— start of Data excerpts —
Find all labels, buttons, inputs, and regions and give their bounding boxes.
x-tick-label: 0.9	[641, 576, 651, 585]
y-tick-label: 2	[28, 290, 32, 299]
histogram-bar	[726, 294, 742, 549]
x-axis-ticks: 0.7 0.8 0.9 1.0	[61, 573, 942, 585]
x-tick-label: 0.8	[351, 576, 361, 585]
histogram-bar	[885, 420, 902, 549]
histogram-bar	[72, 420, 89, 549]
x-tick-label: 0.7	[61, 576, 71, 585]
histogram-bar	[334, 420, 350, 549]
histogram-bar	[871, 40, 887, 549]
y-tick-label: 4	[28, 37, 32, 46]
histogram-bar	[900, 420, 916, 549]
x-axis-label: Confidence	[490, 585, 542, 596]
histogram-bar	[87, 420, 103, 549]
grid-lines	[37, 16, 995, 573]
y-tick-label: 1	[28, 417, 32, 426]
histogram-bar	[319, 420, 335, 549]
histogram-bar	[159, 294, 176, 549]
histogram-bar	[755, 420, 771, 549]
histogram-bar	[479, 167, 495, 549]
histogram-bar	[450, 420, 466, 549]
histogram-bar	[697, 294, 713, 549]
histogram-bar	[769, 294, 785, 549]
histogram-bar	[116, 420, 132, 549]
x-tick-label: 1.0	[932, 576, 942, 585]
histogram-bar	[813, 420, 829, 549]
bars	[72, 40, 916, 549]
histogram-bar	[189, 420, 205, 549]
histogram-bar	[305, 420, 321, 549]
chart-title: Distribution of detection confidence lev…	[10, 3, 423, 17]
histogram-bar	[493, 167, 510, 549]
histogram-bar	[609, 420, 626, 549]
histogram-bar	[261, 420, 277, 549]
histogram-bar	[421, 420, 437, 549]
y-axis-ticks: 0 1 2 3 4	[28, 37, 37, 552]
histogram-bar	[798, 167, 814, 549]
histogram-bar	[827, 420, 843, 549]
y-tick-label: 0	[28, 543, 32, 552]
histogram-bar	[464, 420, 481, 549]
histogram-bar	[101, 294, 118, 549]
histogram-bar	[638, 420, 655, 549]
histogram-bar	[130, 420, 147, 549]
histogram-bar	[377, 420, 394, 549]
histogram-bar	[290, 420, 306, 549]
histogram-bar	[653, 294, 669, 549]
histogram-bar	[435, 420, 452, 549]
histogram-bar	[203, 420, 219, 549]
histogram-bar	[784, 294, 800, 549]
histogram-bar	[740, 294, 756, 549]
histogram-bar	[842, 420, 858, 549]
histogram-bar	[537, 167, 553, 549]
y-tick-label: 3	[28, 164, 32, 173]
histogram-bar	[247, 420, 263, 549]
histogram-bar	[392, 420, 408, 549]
— end of Data excerpts —
— start of Data excerpts —
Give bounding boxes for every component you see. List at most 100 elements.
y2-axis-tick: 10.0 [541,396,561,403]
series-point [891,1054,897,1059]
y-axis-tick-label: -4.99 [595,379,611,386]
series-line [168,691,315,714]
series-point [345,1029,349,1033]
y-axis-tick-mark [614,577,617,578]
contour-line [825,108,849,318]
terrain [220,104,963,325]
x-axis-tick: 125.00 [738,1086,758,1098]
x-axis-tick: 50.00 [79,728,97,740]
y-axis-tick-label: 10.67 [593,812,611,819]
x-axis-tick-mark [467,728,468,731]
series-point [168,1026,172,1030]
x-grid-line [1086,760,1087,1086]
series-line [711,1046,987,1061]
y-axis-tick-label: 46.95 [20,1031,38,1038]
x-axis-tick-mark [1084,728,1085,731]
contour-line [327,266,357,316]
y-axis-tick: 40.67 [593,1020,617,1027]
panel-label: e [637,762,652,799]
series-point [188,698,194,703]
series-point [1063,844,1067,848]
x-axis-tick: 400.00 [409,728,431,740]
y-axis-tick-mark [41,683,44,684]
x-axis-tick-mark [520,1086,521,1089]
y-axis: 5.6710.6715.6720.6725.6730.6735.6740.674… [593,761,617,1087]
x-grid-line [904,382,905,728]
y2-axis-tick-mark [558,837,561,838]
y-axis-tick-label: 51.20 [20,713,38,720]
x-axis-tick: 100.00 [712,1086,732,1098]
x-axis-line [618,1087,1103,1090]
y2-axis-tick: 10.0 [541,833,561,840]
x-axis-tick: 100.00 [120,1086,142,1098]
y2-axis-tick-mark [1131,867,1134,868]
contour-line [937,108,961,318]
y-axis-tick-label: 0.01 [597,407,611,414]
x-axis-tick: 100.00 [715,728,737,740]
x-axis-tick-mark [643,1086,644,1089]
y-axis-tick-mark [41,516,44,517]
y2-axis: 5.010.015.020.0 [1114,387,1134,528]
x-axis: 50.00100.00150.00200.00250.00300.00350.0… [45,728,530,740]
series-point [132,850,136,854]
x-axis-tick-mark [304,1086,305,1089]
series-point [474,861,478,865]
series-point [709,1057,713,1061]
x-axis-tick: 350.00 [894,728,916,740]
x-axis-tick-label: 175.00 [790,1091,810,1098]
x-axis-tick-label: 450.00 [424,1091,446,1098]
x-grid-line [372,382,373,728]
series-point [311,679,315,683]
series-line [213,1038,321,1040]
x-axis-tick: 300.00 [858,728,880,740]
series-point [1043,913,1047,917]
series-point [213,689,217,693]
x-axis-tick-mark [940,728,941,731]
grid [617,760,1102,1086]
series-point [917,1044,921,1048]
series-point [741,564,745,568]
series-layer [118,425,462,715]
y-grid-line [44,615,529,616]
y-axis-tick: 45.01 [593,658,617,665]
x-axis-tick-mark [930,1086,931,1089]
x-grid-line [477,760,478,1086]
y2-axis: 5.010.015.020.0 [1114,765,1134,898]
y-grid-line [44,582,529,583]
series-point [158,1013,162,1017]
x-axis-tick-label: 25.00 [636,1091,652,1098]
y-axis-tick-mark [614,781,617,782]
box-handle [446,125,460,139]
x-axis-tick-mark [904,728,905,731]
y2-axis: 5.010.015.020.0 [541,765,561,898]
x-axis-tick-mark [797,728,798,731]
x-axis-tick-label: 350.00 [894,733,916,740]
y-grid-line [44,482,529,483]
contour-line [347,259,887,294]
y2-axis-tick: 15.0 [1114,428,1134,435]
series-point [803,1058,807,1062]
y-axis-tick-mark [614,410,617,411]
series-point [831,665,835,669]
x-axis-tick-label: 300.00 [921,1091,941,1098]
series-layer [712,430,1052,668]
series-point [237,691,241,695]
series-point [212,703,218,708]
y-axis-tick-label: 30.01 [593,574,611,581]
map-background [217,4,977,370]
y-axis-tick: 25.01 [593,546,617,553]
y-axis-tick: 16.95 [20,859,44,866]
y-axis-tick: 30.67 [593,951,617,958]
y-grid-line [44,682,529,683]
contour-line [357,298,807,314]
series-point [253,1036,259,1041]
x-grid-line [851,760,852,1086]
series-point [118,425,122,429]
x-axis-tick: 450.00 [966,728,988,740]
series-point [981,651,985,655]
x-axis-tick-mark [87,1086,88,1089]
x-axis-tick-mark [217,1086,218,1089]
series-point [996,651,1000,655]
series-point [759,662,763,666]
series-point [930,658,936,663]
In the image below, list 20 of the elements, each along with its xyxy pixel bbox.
— end of Data excerpts —
— start of Data excerpts —
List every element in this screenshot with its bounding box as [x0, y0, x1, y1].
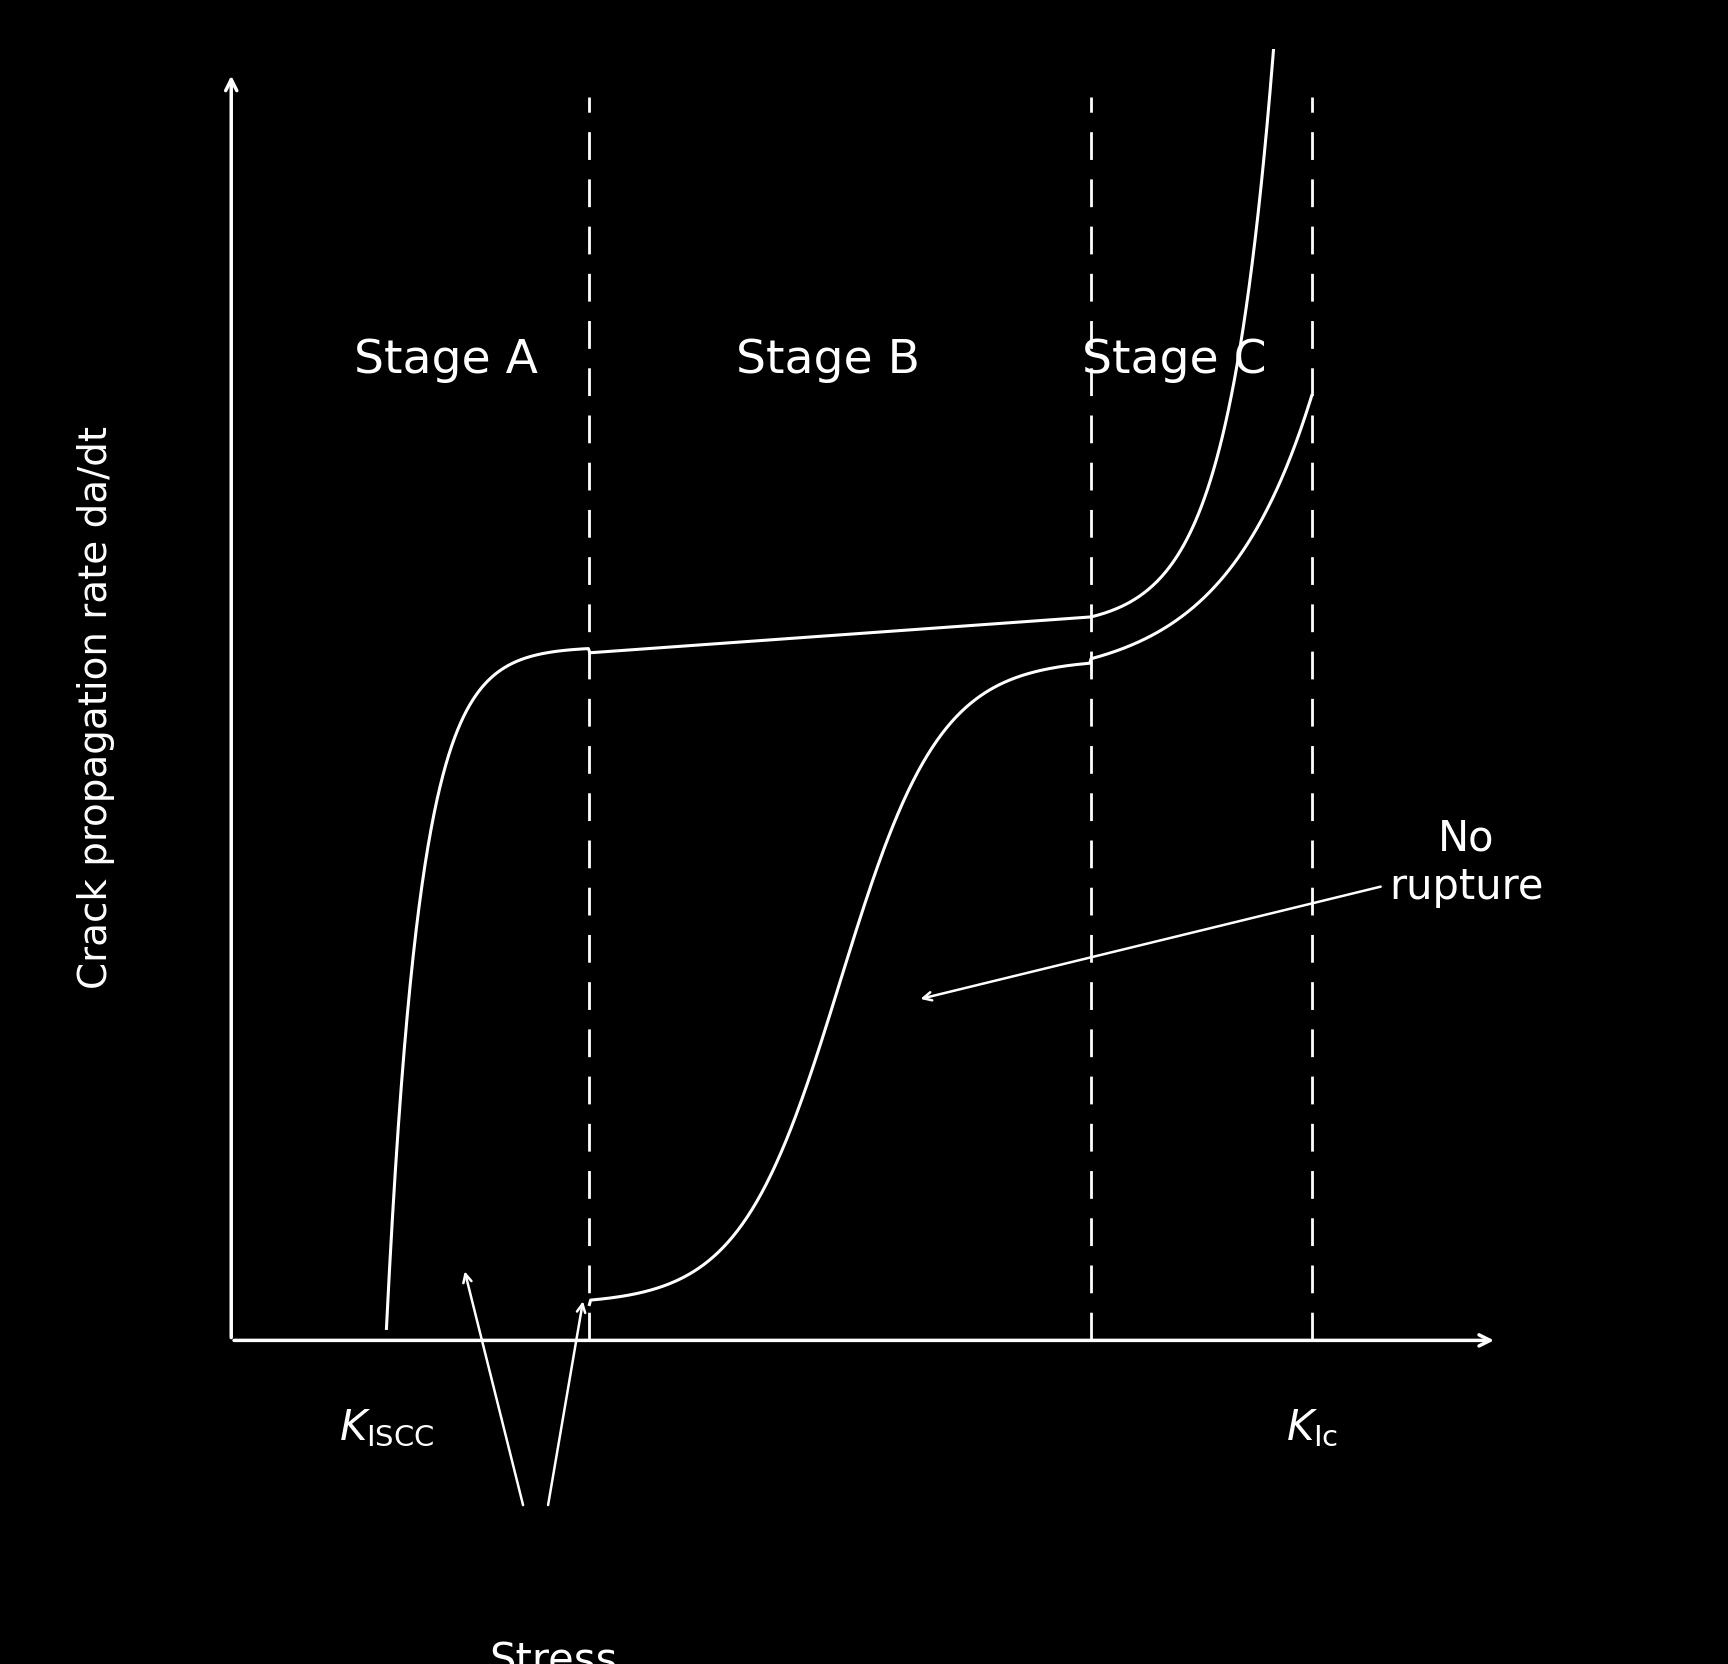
— end of Data excerpts —
Your task
Reproduce the entries between the lines holding "Find all labels, buttons, inputs, and" and "40, 887, 549]", inclusive, renaming every "histogram-bar" to "bar" and leaving everything else unchanged.

Answer for the task
Find all labels, buttons, inputs, and regions and give their bounding boxes.
x-tick-label: 0.9	[641, 576, 651, 585]
y-tick-label: 2	[28, 290, 32, 299]
bar	[726, 294, 742, 549]
x-axis-ticks: 0.7 0.8 0.9 1.0	[61, 573, 942, 585]
x-tick-label: 0.8	[351, 576, 361, 585]
bar	[885, 420, 902, 549]
bar	[72, 420, 89, 549]
x-tick-label: 0.7	[61, 576, 71, 585]
bar	[334, 420, 350, 549]
bar	[871, 40, 887, 549]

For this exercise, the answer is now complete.